-- begin Given data --

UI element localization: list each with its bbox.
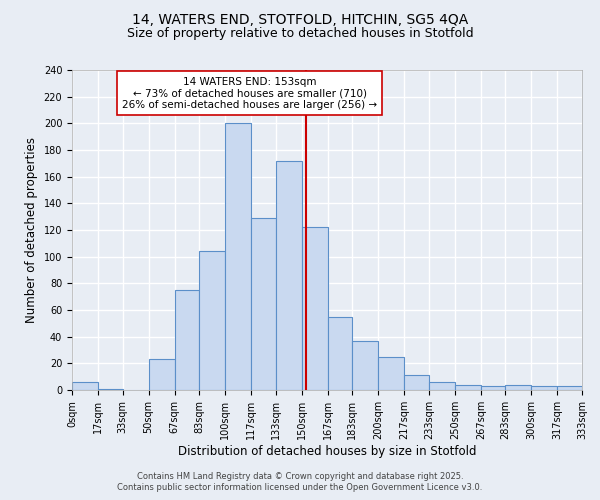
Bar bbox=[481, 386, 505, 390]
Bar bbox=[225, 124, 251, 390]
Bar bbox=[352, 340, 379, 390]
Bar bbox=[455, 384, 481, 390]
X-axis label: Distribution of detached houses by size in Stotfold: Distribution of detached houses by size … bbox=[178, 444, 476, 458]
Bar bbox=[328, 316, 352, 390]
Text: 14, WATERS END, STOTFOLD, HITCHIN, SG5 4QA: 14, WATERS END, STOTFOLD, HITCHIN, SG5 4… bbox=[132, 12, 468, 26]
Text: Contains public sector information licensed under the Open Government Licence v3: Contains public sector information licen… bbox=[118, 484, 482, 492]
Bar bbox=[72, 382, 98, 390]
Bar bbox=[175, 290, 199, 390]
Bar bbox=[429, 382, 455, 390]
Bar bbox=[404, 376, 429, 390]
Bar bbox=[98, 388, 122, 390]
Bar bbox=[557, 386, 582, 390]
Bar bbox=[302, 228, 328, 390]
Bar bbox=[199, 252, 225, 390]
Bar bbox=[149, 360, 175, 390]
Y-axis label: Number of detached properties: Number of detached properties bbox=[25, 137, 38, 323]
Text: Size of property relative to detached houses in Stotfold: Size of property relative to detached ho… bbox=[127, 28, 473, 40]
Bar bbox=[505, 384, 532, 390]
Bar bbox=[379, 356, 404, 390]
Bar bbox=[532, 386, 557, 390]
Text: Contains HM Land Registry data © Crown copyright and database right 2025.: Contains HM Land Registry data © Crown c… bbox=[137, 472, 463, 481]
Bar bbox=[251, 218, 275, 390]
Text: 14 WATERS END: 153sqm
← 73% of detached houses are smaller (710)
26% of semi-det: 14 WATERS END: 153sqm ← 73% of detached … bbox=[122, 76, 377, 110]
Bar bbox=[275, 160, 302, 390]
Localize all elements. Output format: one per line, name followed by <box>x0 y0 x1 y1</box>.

-- end Given data --
-- begin Given data --

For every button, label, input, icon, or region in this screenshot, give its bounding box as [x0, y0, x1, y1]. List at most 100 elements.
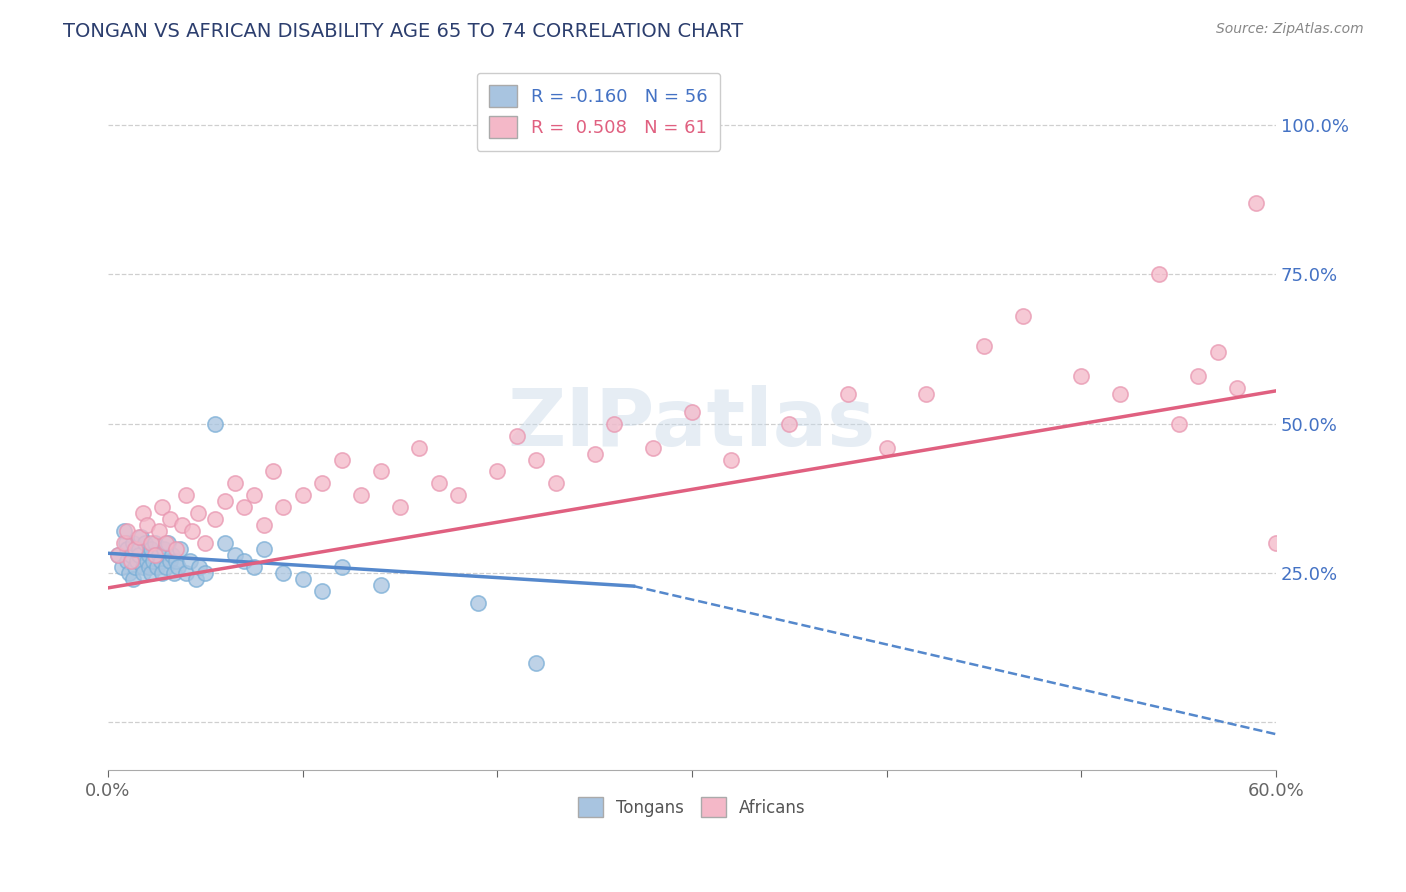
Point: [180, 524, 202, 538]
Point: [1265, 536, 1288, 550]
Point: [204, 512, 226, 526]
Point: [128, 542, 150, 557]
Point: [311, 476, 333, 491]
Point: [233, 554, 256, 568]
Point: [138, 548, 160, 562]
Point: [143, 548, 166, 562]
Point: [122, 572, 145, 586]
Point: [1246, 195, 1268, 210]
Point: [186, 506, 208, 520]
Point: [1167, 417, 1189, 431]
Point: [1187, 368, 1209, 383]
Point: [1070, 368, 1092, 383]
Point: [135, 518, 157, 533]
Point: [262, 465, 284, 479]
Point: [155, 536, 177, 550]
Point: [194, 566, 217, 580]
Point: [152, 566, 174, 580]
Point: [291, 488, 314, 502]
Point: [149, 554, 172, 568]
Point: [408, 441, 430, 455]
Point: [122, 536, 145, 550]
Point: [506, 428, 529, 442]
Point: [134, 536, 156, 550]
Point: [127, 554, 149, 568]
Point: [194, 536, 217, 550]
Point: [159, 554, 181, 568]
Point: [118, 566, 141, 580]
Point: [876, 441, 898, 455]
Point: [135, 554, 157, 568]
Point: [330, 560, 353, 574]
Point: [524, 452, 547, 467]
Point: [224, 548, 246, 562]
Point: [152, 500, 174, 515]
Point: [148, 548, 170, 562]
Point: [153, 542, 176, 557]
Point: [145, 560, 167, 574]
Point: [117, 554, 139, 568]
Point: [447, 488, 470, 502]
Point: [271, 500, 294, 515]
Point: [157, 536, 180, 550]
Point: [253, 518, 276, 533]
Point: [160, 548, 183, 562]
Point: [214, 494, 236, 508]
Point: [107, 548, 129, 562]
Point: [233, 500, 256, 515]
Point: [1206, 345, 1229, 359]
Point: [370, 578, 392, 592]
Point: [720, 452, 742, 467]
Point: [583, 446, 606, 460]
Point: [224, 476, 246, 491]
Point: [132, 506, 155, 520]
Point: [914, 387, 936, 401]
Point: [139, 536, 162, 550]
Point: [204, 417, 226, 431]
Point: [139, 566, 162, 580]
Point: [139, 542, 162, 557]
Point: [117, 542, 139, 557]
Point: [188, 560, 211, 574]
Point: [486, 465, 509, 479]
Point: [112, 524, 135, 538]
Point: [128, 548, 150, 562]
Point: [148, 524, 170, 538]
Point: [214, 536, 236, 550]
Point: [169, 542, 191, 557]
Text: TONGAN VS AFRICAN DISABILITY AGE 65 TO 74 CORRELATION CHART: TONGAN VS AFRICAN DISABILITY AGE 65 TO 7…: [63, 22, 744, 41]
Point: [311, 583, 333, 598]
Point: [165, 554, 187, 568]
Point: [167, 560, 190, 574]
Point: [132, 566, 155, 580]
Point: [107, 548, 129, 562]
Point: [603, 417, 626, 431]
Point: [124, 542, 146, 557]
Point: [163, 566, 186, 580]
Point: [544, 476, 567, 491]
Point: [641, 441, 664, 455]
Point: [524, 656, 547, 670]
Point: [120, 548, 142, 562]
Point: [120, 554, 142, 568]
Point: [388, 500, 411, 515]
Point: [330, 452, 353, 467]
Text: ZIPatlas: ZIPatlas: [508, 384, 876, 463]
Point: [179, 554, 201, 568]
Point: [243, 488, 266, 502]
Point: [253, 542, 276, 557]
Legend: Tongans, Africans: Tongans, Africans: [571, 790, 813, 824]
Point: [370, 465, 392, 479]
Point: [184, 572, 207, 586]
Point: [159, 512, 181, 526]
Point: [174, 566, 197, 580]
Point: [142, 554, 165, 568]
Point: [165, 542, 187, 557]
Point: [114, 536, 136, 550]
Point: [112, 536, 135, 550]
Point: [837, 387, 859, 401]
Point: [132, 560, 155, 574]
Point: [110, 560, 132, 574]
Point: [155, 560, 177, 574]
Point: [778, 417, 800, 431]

-- end Given data --

Exercise — List each line in the rows above that contains the word "label", counting only matches with the same capitalization.

Response —
X-axis label: Distribution of detached houses by size in Stotfold: Distribution of detached houses by size … bbox=[178, 444, 476, 458]
Y-axis label: Number of detached properties: Number of detached properties bbox=[25, 137, 38, 323]
For every button, label, input, icon, or region in this screenshot, give its bounding box as [x0, y0, x1, y1]. List at most 100 elements.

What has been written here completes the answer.